- [Article]
^^^^^^^^

It's the same language, it's simply confused. :>
Very confused. :>

> 
> And the design decisions of C++ have, I trust, been backed up by
> well-defined principles.  In "The Design and Evolution of C++",
> Stroustrup lists a set of rules, which are divided into categories of
> general rules, design support rules, language-technical rules and
> low-level programming support rules.  I'll quote some of them here,
> since many of them are relevant to contemporary language design as
> well.

There's not only him. These "committees" can spoil anything. I want this, i want that. There every voice counts, but here it is a fair dictatorship of intellect :> ... oh, i meant monarchy!

> These three rules imply that the purpose of C++ was to become a very
> practical language, driven by real needs of real people.  

Which are (over-)represented by the committee :>

> 
> However, D has the same problem as C++ had in the eighties -- C++ had
> also the following rules, and then for good reason:
> 
> - Use traditional (dumb) linkers.
> - No gratuitous incompatibilities with C.
> 
> Without these, C++ would've probably been a much cleaner language, but
> on the other hand, it might not have existed at all... or at least
> attracted the masses like it eventually did.  Similarly, D is
> attempting to be attractive for the masses that already know C++ or
> Java.  Which is kind of nice, since I like C-style syntax :) (Although
> I'm of the opinion that parts of C's declaration syntax, such as
> function pointers, could benefit from redesigning.  As well as certain
> other parts.)

Hey, there are tons of wonderful languages... Java is almost the worst of the best... i meant of the modern. Where are they? In universities? I can't bring my frinds to "help me out in OCaml", or "Sather", or anything, but in C, C++, D - no problem.

> Finally, my favourite design rules, which I'd like to strive for
> myself (and which I'd like D - or any language - to develop towards)
> are:
> 
> - Don't try to force people.

It is worse when people force something they don't 100% understand :> which wouldn't happen here.

> - It is more important to allow a useful feature than to prevent every
> misuse.

HM... Right, most academics are *too* restrictive. But being not restrictive at all unadvertedly results in a mess.


> On the other hand, C++ (and D) allows several different programming
> styles and, often, many ways to do the same thing.

Why do I read foreign Delphi code as if it were mine? Good example of the library? The language is not really restrictive... Like Eiffel is.

But true, it does have a bit less flexibility than C. But C is still not too hard to read, because most different ways fall into a very local scope. C++ goes global.

^^^^^^^^

- [Instructions]
1. In the thread on C++ and D design, which categories of rules does Stroustrup list in "The Design and Evolution of C++"?
2. Summarize the thread on C++ and D design in two sentences.
The box coordinate listings are separate material with no connection to the thread.

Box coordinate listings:
^^^^^^^^

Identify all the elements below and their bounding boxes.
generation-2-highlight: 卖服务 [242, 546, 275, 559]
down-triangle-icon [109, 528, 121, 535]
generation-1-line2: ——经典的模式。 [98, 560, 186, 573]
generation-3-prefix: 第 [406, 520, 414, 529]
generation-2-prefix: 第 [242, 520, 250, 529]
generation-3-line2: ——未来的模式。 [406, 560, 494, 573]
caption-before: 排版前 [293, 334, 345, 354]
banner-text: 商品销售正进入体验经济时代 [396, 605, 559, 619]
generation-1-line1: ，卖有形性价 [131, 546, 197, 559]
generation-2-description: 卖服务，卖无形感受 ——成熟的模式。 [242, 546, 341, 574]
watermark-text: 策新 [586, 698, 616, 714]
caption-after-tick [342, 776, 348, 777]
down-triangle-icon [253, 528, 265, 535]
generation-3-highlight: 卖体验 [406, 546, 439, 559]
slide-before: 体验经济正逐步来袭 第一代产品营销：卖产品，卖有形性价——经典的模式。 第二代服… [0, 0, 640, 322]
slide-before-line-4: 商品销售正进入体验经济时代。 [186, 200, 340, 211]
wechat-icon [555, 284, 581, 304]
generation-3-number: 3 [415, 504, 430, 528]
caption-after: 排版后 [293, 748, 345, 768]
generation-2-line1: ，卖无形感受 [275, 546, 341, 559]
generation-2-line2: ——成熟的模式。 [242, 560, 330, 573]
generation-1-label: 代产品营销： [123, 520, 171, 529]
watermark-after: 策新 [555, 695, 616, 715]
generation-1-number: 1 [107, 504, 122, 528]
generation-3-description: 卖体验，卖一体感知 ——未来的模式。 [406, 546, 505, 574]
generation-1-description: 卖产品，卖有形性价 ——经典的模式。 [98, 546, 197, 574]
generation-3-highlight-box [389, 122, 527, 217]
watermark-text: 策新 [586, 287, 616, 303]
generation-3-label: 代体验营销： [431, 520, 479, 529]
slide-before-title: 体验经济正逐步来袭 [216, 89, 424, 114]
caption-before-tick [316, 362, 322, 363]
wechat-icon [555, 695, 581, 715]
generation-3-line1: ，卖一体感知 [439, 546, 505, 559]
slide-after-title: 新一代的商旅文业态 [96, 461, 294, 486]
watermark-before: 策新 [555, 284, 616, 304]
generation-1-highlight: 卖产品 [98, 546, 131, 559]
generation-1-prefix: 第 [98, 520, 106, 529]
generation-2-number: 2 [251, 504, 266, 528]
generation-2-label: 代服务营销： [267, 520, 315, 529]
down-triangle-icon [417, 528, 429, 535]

^^^^^^^^

- [Outputs]
1.
- General rules
- Design support rules
- Language-technical rules
- Low-level programming support rules

2. The quoted participant cites Stroustrup's design rules for C++, including the use of traditional linkers and avoiding gratuitous incompatibilities with C, and says D, like C++ in the eighties, aims to attract people who already know C++ or Java. The reply blames committees for spoiling designs, notes that friends will help with C, C++ or D but not with OCaml or Sather, and warns that a language with no restrictions at all ends up a mess.